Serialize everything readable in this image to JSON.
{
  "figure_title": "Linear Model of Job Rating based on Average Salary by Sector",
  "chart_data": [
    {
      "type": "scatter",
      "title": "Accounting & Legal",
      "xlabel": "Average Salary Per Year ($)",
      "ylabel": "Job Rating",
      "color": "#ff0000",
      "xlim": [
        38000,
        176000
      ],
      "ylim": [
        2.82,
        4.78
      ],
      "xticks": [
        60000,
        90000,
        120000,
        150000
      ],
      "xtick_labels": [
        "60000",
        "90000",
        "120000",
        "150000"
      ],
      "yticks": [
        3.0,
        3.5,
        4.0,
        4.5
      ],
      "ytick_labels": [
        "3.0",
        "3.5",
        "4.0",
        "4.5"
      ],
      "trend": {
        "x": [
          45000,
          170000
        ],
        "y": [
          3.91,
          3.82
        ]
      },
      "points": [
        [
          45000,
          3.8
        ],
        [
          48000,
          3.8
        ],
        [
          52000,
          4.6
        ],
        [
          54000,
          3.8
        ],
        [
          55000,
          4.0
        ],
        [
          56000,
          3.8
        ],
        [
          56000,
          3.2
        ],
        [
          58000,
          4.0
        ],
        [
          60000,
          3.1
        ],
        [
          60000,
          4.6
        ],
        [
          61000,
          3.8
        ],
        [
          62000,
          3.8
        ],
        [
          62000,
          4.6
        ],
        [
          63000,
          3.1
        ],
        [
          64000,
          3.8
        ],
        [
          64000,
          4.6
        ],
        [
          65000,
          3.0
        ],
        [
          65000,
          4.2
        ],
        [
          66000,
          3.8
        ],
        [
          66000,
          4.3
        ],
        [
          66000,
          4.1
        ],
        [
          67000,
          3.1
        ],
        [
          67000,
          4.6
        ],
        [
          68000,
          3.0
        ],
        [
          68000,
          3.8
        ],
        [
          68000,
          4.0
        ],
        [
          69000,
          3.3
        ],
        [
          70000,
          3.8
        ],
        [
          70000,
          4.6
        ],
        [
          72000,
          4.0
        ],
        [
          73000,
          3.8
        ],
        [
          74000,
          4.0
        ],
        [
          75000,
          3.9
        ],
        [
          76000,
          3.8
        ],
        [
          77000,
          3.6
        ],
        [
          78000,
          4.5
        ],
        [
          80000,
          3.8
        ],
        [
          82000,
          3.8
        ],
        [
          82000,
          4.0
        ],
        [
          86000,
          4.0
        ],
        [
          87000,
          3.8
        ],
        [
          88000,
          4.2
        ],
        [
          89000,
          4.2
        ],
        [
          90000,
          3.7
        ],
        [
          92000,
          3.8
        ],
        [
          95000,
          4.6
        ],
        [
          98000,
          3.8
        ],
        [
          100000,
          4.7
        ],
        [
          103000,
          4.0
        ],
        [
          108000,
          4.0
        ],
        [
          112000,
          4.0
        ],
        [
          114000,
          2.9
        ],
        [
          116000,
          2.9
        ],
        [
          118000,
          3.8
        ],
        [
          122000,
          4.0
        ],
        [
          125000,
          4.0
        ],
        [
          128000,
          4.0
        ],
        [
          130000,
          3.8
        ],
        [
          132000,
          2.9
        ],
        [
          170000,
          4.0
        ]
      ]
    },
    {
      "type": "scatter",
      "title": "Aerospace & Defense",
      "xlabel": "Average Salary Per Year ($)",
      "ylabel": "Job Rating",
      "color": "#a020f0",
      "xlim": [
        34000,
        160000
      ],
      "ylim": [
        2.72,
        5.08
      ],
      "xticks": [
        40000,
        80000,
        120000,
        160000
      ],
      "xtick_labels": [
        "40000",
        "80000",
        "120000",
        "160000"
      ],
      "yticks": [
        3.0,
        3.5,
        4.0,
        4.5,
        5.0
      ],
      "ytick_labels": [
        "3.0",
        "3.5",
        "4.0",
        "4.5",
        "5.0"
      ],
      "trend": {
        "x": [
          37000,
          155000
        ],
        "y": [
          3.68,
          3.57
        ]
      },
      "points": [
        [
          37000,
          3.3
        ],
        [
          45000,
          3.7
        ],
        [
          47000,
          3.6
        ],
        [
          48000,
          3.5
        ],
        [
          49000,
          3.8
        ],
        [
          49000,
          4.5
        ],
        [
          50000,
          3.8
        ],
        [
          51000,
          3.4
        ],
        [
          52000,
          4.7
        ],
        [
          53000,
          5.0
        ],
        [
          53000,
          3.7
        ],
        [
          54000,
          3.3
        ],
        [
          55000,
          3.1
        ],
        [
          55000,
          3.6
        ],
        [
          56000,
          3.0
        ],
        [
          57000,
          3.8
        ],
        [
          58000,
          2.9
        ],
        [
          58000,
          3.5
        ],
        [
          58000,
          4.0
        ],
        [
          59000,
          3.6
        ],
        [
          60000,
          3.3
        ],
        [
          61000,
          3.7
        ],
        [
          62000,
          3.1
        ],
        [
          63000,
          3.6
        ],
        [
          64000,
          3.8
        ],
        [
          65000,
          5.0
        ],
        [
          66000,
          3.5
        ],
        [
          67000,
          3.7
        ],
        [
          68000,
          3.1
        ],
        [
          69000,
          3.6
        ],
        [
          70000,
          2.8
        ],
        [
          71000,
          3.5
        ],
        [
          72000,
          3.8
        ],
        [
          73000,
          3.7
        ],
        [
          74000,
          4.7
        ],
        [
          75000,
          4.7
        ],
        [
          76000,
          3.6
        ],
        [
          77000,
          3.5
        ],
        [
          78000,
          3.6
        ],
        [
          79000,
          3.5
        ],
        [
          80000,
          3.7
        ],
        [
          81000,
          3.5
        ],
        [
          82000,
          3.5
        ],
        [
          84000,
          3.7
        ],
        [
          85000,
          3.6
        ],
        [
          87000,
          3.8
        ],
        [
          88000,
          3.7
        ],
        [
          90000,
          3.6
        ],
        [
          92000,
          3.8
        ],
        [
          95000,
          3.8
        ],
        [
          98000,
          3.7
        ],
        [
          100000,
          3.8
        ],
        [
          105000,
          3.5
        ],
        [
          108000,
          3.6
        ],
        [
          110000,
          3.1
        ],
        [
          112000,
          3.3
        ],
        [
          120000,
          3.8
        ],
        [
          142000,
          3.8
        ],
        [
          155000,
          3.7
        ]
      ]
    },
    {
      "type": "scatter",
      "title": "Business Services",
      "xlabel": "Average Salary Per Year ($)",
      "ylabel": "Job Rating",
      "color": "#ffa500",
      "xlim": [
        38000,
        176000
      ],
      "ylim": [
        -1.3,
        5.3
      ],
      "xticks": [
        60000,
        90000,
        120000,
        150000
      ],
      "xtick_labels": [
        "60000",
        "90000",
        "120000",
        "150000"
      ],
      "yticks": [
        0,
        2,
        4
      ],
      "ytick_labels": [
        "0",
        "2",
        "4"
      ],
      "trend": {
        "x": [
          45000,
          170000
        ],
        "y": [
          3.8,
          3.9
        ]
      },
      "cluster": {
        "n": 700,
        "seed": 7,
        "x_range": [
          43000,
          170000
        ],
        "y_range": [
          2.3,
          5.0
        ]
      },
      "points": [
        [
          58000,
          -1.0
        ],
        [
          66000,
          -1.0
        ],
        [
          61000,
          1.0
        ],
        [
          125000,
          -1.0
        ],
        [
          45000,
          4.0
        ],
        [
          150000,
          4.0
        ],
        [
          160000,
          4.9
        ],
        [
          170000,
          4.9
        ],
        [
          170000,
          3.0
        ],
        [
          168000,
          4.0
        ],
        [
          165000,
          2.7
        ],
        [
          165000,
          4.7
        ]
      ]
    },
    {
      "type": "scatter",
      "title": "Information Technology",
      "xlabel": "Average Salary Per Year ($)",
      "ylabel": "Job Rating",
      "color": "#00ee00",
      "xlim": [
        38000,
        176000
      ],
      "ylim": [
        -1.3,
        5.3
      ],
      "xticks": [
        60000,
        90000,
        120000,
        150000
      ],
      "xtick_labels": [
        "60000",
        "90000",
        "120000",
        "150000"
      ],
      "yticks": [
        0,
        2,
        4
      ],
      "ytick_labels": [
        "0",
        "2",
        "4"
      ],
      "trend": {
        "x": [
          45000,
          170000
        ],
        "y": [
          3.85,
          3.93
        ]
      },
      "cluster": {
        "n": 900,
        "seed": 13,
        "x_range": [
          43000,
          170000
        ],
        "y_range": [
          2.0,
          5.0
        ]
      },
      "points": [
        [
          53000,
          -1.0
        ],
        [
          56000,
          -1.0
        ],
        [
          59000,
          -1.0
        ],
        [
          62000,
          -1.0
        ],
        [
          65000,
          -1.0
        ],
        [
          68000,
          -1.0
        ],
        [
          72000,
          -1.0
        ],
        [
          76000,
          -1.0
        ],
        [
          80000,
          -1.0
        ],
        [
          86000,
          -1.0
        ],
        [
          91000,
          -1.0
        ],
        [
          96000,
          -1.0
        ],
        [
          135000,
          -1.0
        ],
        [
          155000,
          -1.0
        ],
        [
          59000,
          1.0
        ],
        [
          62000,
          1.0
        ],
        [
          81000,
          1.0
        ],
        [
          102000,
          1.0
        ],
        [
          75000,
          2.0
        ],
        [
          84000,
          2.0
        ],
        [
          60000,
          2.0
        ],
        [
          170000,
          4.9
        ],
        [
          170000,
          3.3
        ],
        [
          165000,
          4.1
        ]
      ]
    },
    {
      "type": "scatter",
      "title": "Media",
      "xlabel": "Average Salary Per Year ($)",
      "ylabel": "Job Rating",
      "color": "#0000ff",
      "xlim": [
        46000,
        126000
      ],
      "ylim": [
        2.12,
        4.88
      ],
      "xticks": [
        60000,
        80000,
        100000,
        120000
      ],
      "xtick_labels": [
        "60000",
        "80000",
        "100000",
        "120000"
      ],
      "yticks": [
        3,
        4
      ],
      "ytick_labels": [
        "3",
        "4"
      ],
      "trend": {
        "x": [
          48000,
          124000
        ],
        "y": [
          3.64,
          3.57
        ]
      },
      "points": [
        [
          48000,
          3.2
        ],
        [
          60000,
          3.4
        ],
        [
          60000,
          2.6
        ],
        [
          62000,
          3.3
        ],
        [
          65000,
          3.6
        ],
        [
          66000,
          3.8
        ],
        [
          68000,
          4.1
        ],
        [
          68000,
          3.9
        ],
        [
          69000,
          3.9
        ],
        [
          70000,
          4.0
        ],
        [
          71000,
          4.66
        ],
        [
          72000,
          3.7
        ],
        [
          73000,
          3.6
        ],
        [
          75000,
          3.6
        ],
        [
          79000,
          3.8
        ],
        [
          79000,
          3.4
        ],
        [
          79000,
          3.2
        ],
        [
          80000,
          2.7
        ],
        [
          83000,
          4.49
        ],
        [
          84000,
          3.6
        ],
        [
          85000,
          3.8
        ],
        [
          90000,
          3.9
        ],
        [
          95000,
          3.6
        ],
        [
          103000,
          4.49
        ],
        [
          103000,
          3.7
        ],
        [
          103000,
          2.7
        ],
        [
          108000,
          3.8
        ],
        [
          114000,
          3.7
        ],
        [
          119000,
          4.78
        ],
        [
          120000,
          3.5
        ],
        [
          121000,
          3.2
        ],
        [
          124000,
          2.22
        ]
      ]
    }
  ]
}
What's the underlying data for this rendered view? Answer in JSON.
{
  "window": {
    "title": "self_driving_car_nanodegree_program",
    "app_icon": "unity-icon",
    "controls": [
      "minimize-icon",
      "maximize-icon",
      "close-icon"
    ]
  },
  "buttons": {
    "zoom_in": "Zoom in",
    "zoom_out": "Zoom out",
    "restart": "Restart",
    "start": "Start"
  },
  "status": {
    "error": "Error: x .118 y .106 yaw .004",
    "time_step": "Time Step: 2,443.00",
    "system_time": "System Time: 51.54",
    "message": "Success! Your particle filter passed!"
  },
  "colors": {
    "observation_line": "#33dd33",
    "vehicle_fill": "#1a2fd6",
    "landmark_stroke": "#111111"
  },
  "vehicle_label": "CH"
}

================

## Stated problem
Copy out the lines from the line containing "What's the underlying" to the end of the listing above, without alteration.

## Exercise answer
What's the underlying data for this rendered view? Answer in JSON.
{
  "window": {
    "title": "self_driving_car_nanodegree_program",
    "app_icon": "unity-icon",
    "controls": [
      "minimize-icon",
      "maximize-icon",
      "close-icon"
    ]
  },
  "buttons": {
    "zoom_in": "Zoom in",
    "zoom_out": "Zoom out",
    "restart": "Restart",
    "start": "Start"
  },
  "status": {
    "error": "Error: x .118 y .106 yaw .004",
    "time_step": "Time Step: 2,443.00",
    "system_time": "System Time: 51.54",
    "message": "Success! Your particle filter passed!"
  },
  "colors": {
    "observation_line": "#33dd33",
    "vehicle_fill": "#1a2fd6",
    "landmark_stroke": "#111111"
  },
  "vehicle_label": "CH"
}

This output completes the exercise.